## [Dataset items]
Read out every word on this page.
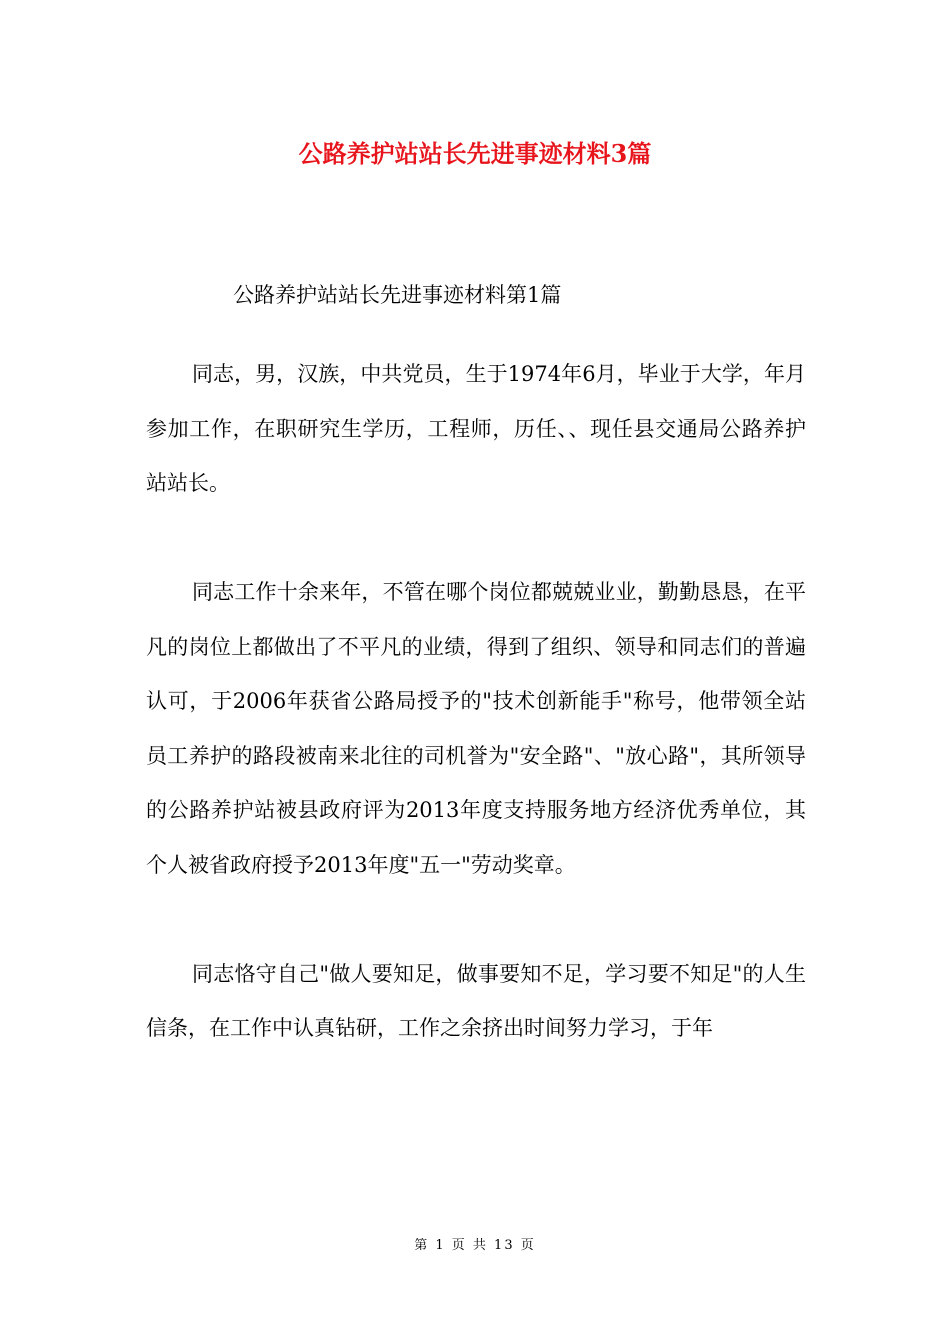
公路养护站站长先进事迹材料3篇
公路养护站站长先进事迹材料第1篇

同志，男，汉族，中共党员，生于1974年6月，毕业于大学，年月参加工作，在职研究生学历，工程师，历任、、现任县交通局公路养护站站长。

同志工作十余来年，不管在哪个岗位都兢兢业业，勤勤恳恳，在平凡的岗位上都做出了不平凡的业绩，得到了组织、领导和同志们的普遍认可，于2006年获省公路局授予的"技术创新能手"称号，他带领全站员工养护的路段被南来北往的司机誉为"安全路"、"放心路"，其所领导的公路养护站被县政府评为2013年度支持服务地方经济优秀单位，其个人被省政府授予2013年度"五一"劳动奖章。

同志恪守自己"做人要知足，做事要知不足，学习要不知足"的人生信条，在工作中认真钻研，工作之余挤出时间努力学习，于年

第 1 页 共 13 页
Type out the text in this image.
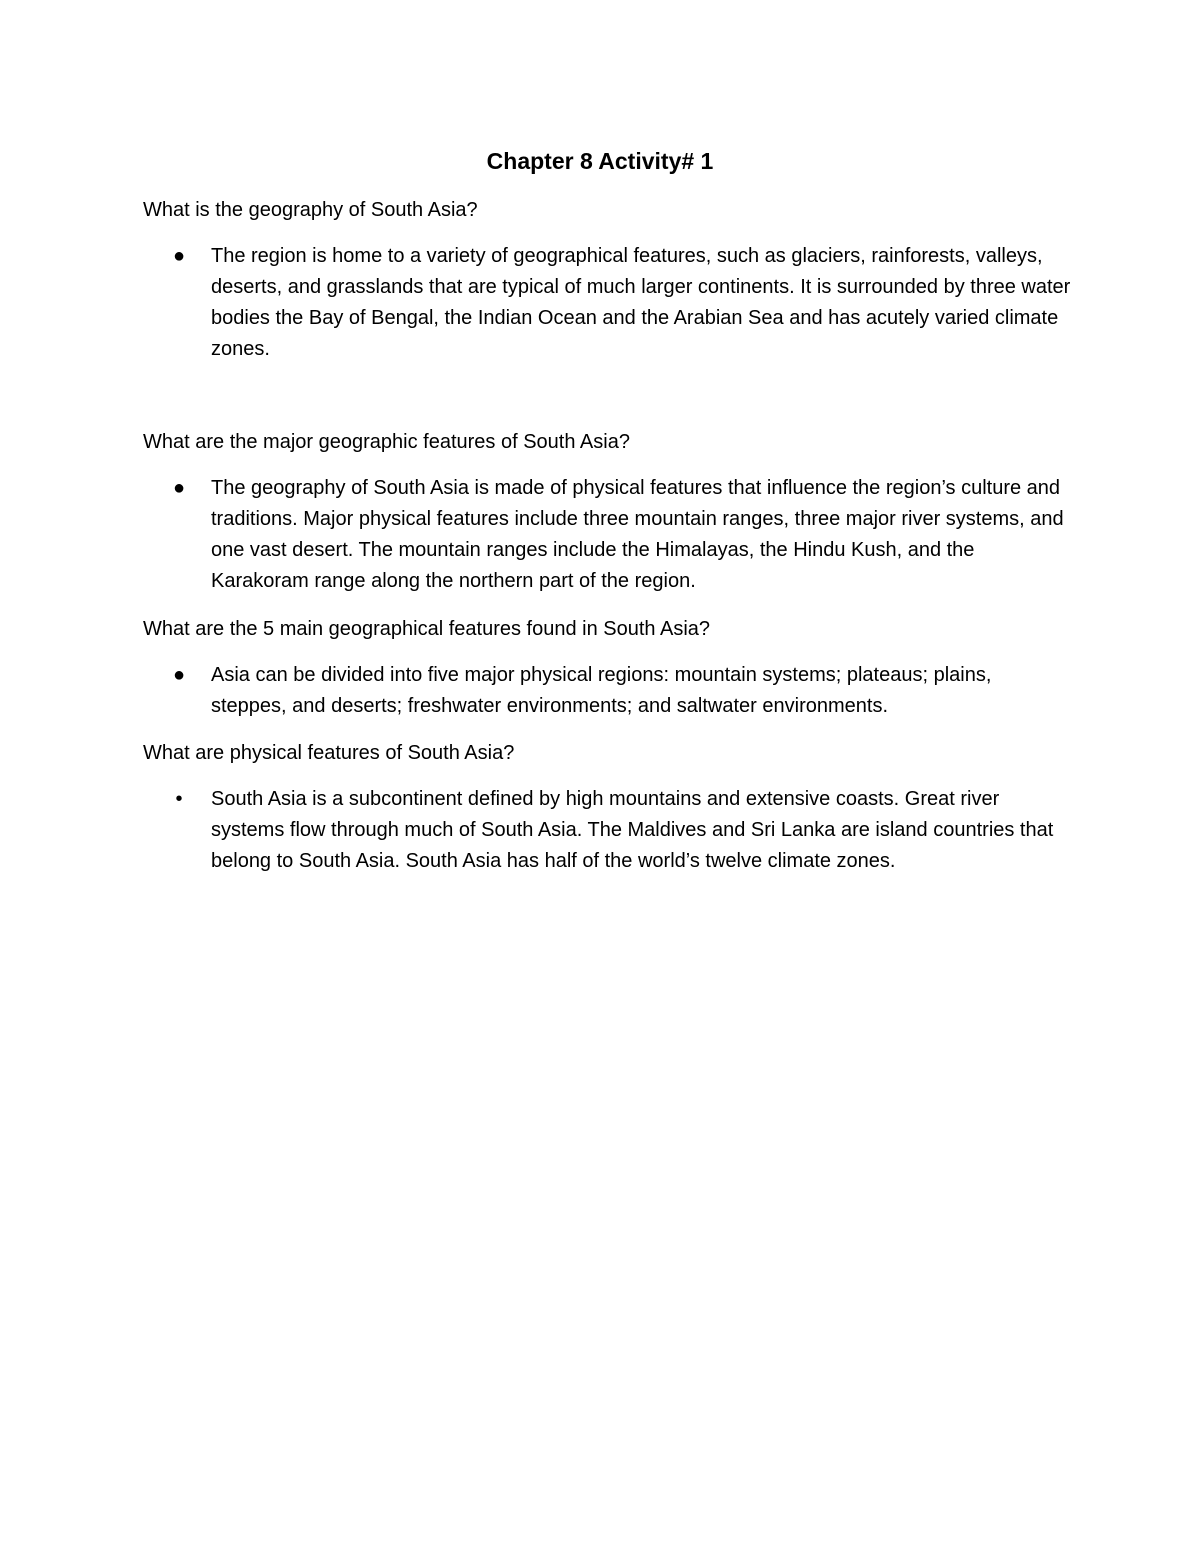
Chapter 8 Activity# 1

What is the geography of South Asia?

● The region is home to a variety of geographical features, such as glaciers, rainforests, valleys, deserts, and grasslands that are typical of much larger continents. It is surrounded by three water bodies the Bay of Bengal, the Indian Ocean and the Arabian Sea and has acutely varied climate zones.

What are the major geographic features of South Asia?

● The geography of South Asia is made of physical features that influence the region’s culture and traditions. Major physical features include three mountain ranges, three major river systems, and one vast desert. The mountain ranges include the Himalayas, the Hindu Kush, and the Karakoram range along the northern part of the region.

What are the 5 main geographical features found in South Asia?

● Asia can be divided into five major physical regions: mountain systems; plateaus; plains, steppes, and deserts; freshwater environments; and saltwater environments.

What are physical features of South Asia?

• South Asia is a subcontinent defined by high mountains and extensive coasts. Great river systems flow through much of South Asia. The Maldives and Sri Lanka are island countries that belong to South Asia. South Asia has half of the world’s twelve climate zones.
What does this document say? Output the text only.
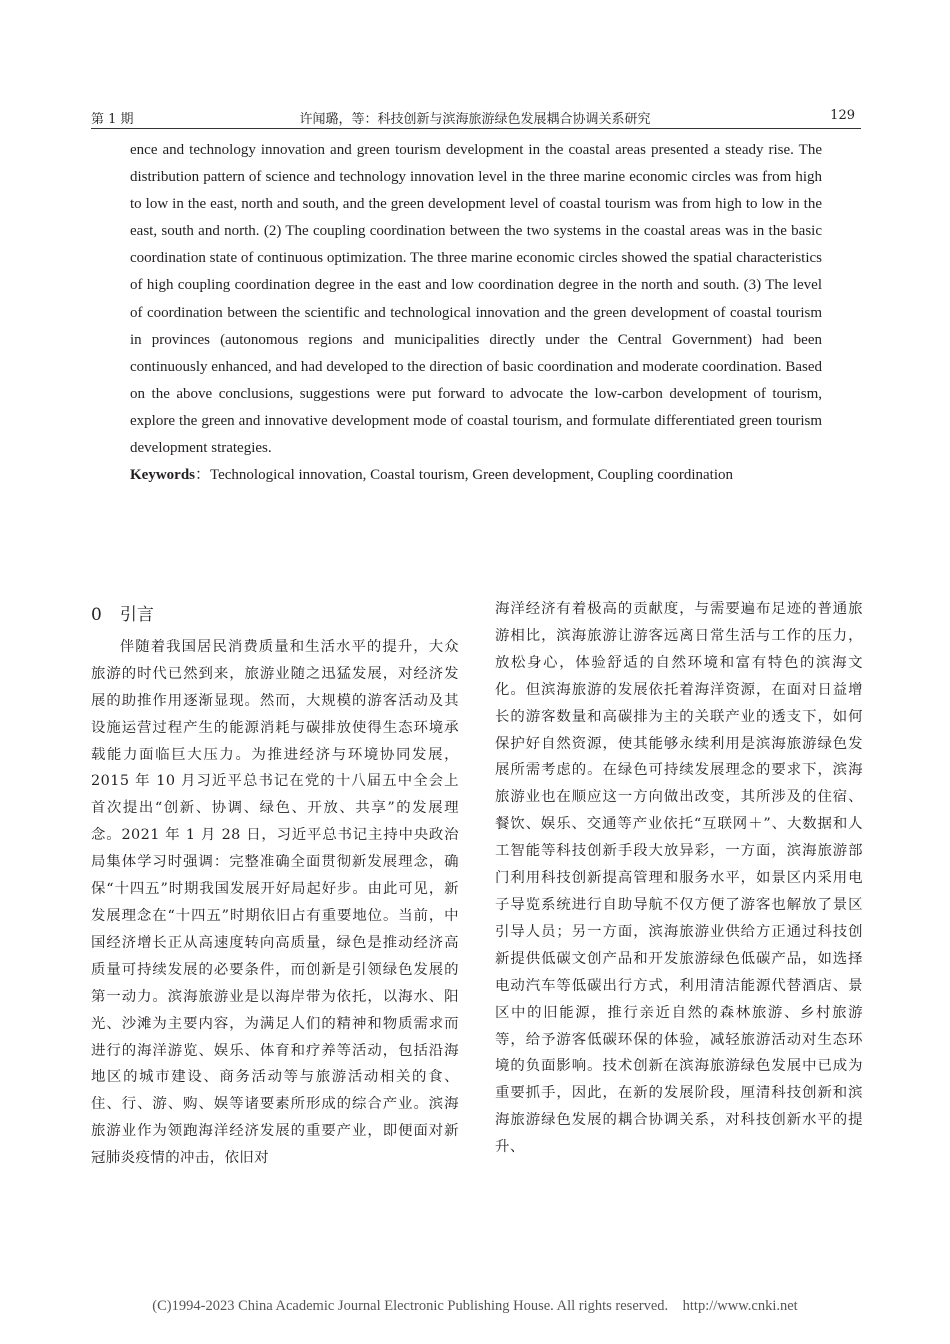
许闻璐，等：科技创新与滨海旅游绿色发展耦合协调关系研究
第 1 期	129

ence and technology innovation and green tourism development in the coastal areas presented a steady rise. The distribution pattern of science and technology innovation level in the three marine economic circles was from high to low in the east, north and south, and the green development level of coastal tourism was from high to low in the east, south and north. (2) The coupling coordination between the two systems in the coastal areas was in the basic coordination state of continuous optimization. The three marine economic circles showed the spatial characteristics of high coupling coordination degree in the east and low coordination degree in the north and south. (3) The level of coordination between the scientific and technological innovation and the green development of coastal tourism in provinces (autonomous regions and municipalities directly under the Central Government) had been continuously enhanced, and had developed to the direction of basic coordination and moderate coordination. Based on the above conclusions, suggestions were put forward to advocate the low-carbon development of tourism, explore the green and innovative development mode of coastal tourism, and formulate differentiated green tourism development strategies.

Keywords：Technological innovation, Coastal tourism, Green development, Coupling coordination

0 引言

伴随着我国居民消费质量和生活水平的提升，大众旅游的时代已然到来，旅游业随之迅猛发展，对经济发展的助推作用逐渐显现。然而，大规模的游客活动及其设施运营过程产生的能源消耗与碳排放使得生态环境承载能力面临巨大压力。为推进经济与环境协同发展，2015 年 10 月习近平总书记在党的十八届五中全会上首次提出“创新、协调、绿色、开放、共享”的发展理念。2021 年 1 月 28 日，习近平总书记主持中央政治局集体学习时强调：完整准确全面贯彻新发展理念，确保“十四五”时期我国发展开好局起好步。由此可见，新发展理念在“十四五”时期依旧占有重要地位。当前，中国经济增长正从高速度转向高质量，绿色是推动经济高质量可持续发展的必要条件，而创新是引领绿色发展的第一动力。滨海旅游业是以海岸带为依托，以海水、阳光、沙滩为主要内容，为满足人们的精神和物质需求而进行的海洋游览、娱乐、体育和疗养等活动，包括沿海地区的城市建设、商务活动等与旅游活动相关的食、住、行、游、购、娱等诸要素所形成的综合产业。滨海旅游业作为领跑海洋经济发展的重要产业，即便面对新冠肺炎疫情的冲击，依旧对

海洋经济有着极高的贡献度，与需要遍布足迹的普通旅游相比，滨海旅游让游客远离日常生活与工作的压力，放松身心，体验舒适的自然环境和富有特色的滨海文化。但滨海旅游的发展依托着海洋资源，在面对日益增长的游客数量和高碳排为主的关联产业的透支下，如何保护好自然资源，使其能够永续利用是滨海旅游绿色发展所需考虑的。在绿色可持续发展理念的要求下，滨海旅游业也在顺应这一方向做出改变，其所涉及的住宿、餐饮、娱乐、交通等产业依托“互联网＋”、大数据和人工智能等科技创新手段大放异彩，一方面，滨海旅游部门利用科技创新提高管理和服务水平，如景区内采用电子导览系统进行自助导航不仅方便了游客也解放了景区引导人员；另一方面，滨海旅游业供给方正通过科技创新提供低碳文创产品和开发旅游绿色低碳产品，如选择电动汽车等低碳出行方式，利用清洁能源代替酒店、景区中的旧能源，推行亲近自然的森林旅游、乡村旅游等，给予游客低碳环保的体验，减轻旅游活动对生态环境的负面影响。技术创新在滨海旅游绿色发展中已成为重要抓手，因此，在新的发展阶段，厘清科技创新和滨海旅游绿色发展的耦合协调关系，对科技创新水平的提升、

(C)1994-2023 China Academic Journal Electronic Publishing House. All rights reserved. http://www.cnki.net
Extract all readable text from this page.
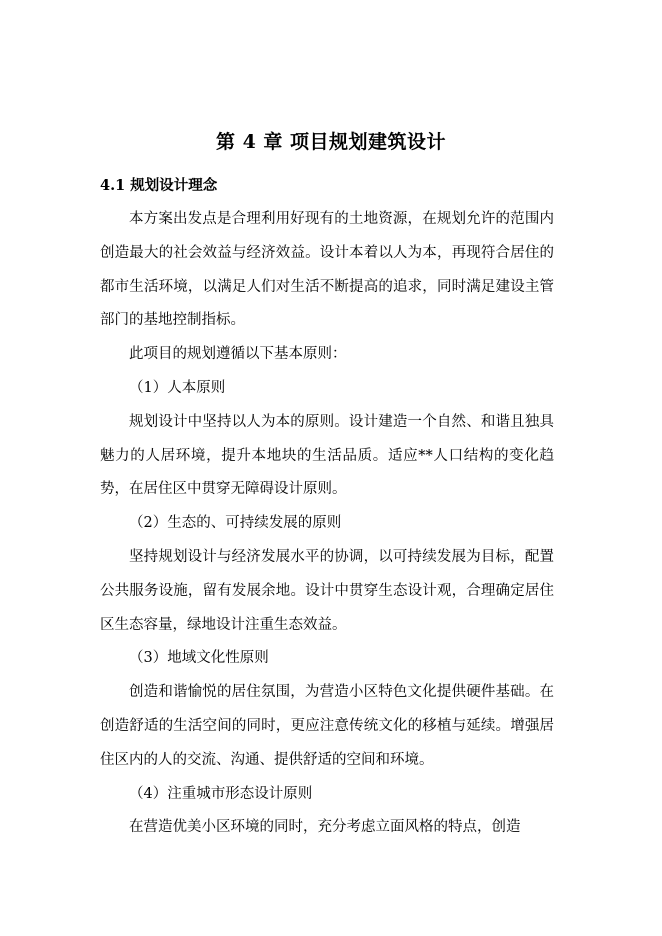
第 4 章 项目规划建筑设计
4.1 规划设计理念

本方案出发点是合理利用好现有的土地资源，在规划允许的范围内创造最大的社会效益与经济效益。设计本着以人为本，再现符合居住的都市生活环境，以满足人们对生活不断提高的追求，同时满足建设主管部门的基地控制指标。

此项目的规划遵循以下基本原则：

（1）人本原则

规划设计中坚持以人为本的原则。设计建造一个自然、和谐且独具魅力的人居环境，提升本地块的生活品质。适应**人口结构的变化趋势，在居住区中贯穿无障碍设计原则。

（2）生态的、可持续发展的原则

坚持规划设计与经济发展水平的协调，以可持续发展为目标，配置公共服务设施，留有发展余地。设计中贯穿生态设计观，合理确定居住区生态容量，绿地设计注重生态效益。

（3）地域文化性原则

创造和谐愉悦的居住氛围，为营造小区特色文化提供硬件基础。在创造舒适的生活空间的同时，更应注意传统文化的移植与延续。增强居住区内的人的交流、沟通、提供舒适的空间和环境。

（4）注重城市形态设计原则

在营造优美小区环境的同时，充分考虑立面风格的特点，创造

## [STATED GOAL]
Your reply is one number: how many lines of the records above contain the word "text".

## [RESPONSE TO THIS TASK]
3